--- Begin ---
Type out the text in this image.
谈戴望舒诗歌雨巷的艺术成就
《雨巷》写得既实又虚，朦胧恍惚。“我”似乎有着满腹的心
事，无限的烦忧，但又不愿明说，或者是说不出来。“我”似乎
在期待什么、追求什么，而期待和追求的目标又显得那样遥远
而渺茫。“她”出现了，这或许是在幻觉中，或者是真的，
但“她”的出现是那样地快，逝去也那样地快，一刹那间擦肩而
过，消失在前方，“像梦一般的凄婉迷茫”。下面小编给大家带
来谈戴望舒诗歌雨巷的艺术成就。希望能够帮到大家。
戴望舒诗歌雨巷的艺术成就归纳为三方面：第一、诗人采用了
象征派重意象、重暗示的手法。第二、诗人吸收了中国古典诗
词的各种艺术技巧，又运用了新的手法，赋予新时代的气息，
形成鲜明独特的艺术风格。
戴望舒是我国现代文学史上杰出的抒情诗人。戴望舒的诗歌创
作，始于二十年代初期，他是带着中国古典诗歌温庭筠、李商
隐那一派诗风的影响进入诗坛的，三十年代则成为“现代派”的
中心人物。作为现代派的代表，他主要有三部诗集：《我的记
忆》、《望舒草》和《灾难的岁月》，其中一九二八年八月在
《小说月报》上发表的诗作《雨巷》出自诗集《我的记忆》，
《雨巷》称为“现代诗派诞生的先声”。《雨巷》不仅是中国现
--- End ---
# EXERCISE
Set down every record above exactly as given.

# EXERCISE ANSWER
Type out the text in this image.
谈戴望舒诗歌雨巷的艺术成就
《雨巷》写得既实又虚，朦胧恍惚。“我”似乎有着满腹的心
事，无限的烦忧，但又不愿明说，或者是说不出来。“我”似乎
在期待什么、追求什么，而期待和追求的目标又显得那样遥远
而渺茫。“她”出现了，这或许是在幻觉中，或者是真的，
但“她”的出现是那样地快，逝去也那样地快，一刹那间擦肩而
过，消失在前方，“像梦一般的凄婉迷茫”。下面小编给大家带
来谈戴望舒诗歌雨巷的艺术成就。希望能够帮到大家。
戴望舒诗歌雨巷的艺术成就归纳为三方面：第一、诗人采用了
象征派重意象、重暗示的手法。第二、诗人吸收了中国古典诗
词的各种艺术技巧，又运用了新的手法，赋予新时代的气息，
形成鲜明独特的艺术风格。
戴望舒是我国现代文学史上杰出的抒情诗人。戴望舒的诗歌创
作，始于二十年代初期，他是带着中国古典诗歌温庭筠、李商
隐那一派诗风的影响进入诗坛的，三十年代则成为“现代派”的
中心人物。作为现代派的代表，他主要有三部诗集：《我的记
忆》、《望舒草》和《灾难的岁月》，其中一九二八年八月在
《小说月报》上发表的诗作《雨巷》出自诗集《我的记忆》，
《雨巷》称为“现代诗派诞生的先声”。《雨巷》不仅是中国现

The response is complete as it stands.